- **Passage to read**:

^^^^^^^^^^^^^^^^

J. Cent. South Univ. (2018) 25: 1154-1164
DOI: https://doi.org/10.1007/s11771-018-3814-8
N-PD cross-coupling synchronization control based on adjacent coupling error analysis
LIU Yan-jie(刘延杰)1, 2, LIANG Le(梁乐)1, CHU Ting-ting(储婷婷)1, WU Ming-yue(吴明月)2
1. State Key Laboratory of Robotics and System, Harbin Institute of Technology, Harbin 150080, China;
2. HIT-Boshi Research Institute, Harbin Boshi Automation Co., Ltd., Harbin 150078, China
Central South University Press and Springer-Verlag GmbH Germany, part of Springer Nature 2018
Abstract: In order to improve the trajectory tracking precision and reduce the synchronization error of a 6-DOF lightweight robot, nonlinear proportion-deviation (N-PD) cross-coupling synchronization control strategy based on adjacent coupling error analysis is presented. The mathematical models of the robot, including kinematic model, dynamic model and spline trajectory planing, are established and verified. Since it is difficult to describe the real-time contour error of the robot for complex trajectory, the adjacent coupling error is analyzed to solve the problem. Combined with nonlinear control and coupling performance of the robot, N-PD cross-coupling synchronization controller is designed and validated by simulation analysis. A servo control experimental system which mainly consists of laser tracking system, the robot mechanical system and EtherCAT based servo control system is constructed. The synchronization error is significantly decreased and the maximum trajectory error is reduced from 0.33 mm to 0.1 mm. The effectiveness of the control algorithm is validated by the experimental results, thus the control strategy can improve the robot’s trajectory tracking precision significantly.

^^^^^^^^^^^^^^^^

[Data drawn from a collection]
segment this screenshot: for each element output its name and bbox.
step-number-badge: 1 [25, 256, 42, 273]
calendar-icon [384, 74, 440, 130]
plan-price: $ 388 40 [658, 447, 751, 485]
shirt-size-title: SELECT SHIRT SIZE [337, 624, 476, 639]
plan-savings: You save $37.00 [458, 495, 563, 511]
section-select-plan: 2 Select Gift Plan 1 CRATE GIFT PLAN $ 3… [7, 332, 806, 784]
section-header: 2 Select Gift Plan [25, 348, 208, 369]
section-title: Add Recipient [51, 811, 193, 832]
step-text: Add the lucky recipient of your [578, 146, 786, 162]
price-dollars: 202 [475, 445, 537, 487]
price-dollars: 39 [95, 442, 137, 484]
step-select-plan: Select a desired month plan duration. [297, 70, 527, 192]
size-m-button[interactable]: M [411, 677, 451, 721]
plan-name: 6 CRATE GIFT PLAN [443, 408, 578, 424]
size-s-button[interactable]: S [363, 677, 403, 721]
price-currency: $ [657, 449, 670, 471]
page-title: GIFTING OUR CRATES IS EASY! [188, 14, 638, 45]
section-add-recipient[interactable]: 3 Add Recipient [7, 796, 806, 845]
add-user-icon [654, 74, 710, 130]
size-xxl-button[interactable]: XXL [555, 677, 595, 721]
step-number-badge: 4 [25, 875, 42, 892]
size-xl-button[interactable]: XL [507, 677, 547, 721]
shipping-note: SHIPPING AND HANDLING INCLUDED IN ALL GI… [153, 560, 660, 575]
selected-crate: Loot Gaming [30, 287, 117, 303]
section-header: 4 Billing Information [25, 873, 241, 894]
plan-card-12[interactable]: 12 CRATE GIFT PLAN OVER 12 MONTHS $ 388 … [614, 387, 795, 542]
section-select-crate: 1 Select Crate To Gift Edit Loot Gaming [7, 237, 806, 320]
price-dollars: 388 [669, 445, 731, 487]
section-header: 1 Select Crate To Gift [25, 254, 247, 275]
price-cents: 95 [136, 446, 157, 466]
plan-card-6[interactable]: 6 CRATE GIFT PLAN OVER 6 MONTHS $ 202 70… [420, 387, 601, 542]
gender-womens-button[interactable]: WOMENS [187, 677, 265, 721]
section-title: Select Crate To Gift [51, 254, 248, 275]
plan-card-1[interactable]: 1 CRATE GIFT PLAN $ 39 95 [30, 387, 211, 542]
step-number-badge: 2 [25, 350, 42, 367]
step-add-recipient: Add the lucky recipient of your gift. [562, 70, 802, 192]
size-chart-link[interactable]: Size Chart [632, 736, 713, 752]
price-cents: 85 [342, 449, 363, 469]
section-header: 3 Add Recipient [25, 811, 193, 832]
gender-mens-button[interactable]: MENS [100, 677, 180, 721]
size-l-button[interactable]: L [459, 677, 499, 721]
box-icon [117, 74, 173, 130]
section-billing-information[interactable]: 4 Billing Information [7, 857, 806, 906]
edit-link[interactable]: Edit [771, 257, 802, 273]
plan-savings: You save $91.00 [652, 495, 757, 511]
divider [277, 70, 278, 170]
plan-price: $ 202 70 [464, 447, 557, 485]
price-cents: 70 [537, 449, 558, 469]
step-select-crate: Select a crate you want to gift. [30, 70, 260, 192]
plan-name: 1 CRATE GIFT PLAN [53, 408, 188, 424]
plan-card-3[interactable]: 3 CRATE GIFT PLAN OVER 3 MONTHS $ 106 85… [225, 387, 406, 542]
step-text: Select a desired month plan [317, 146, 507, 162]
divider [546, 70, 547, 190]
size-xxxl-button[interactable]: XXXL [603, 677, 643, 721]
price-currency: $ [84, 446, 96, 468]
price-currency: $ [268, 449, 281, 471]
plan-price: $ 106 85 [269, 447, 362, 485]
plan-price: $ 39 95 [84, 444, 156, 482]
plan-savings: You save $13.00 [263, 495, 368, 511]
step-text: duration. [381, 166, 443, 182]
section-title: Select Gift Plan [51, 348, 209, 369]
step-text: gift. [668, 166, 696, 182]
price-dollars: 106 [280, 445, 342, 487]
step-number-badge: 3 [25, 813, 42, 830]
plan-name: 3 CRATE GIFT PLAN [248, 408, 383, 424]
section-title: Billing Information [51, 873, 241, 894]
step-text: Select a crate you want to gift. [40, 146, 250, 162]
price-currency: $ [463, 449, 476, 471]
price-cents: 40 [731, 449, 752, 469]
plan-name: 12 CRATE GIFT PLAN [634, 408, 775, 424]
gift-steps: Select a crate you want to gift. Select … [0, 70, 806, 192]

^^^^^^^^^^^^^^^^

- **Tasks to perform**:
• a. Translate this sentence from the robot control abstract into Spanish: "The synchronization error is significantly decreased and the maximum trajectory error is reduced from 0.33 mm to 0.1 mm."
• b. Answer these questions using the robot control abstract:
(i) Which laboratory is the first listed affiliation?
(ii) How many degrees of freedom does the lightweight robot have?
(iii) What three systems mainly make up the servo control experimental system?
• c. Carry on the robot control abstract from its final sentence, writing the next part of the paper.
The entries were taken from a separate source.

- **Answers for the exercise**:
• a. El error de sincronización disminuye significativamente y el error máximo de trayectoria se reduce de 0,33 mm a 0,1 mm.

• b.
(i) The State Key Laboratory of Robotics and System, Harbin Institute of Technology.
(ii) Six.
(iii) A laser tracking system, the robot mechanical system, and an EtherCAT based servo control system.

• c.
Key words: mathematical model of robot; adjacent coupling error; nonlinear PD control; synchronization control; trajectory tracking accuracy
Cite this article as: LIU Yan-jie, LIANG Le, CHU Ting-ting, WU Ming-yue. N-PD cross-coupling synchronization control based on adjacent coupling error analysis [J]. Journal of Central South University, 2018, 25(5): 1154–1164. DOI: https://doi.org/10.1007/s11771-018-3814-8.
1 Introduction
Compared with traditional industrial robots, the lightweight robot system is a type of robot which offers several advantages such as faster system response, lower energy consumption, better maneuverability and transportability, higher load-to-weight ratio and safer operation owing to reduced inertia. The six-DOF lightweight robots mentioned in this paper, with the total weight just 25 kg and the maximum load 4 kg, are widely used in industrial areas, such as arc welding, assembly and cutting fields with high contour tracking accuracy and high repeatability demands. Since these kinds of lightweight robots are multi-input multi-output and strong nonlinear coupling system, and applied in the complex trajectory conditions which need high real-time capability, it is important to improve the control strategy for the purpose of enhancing the robotic trajectory tracking precision rather than just repeating positioning accuracy.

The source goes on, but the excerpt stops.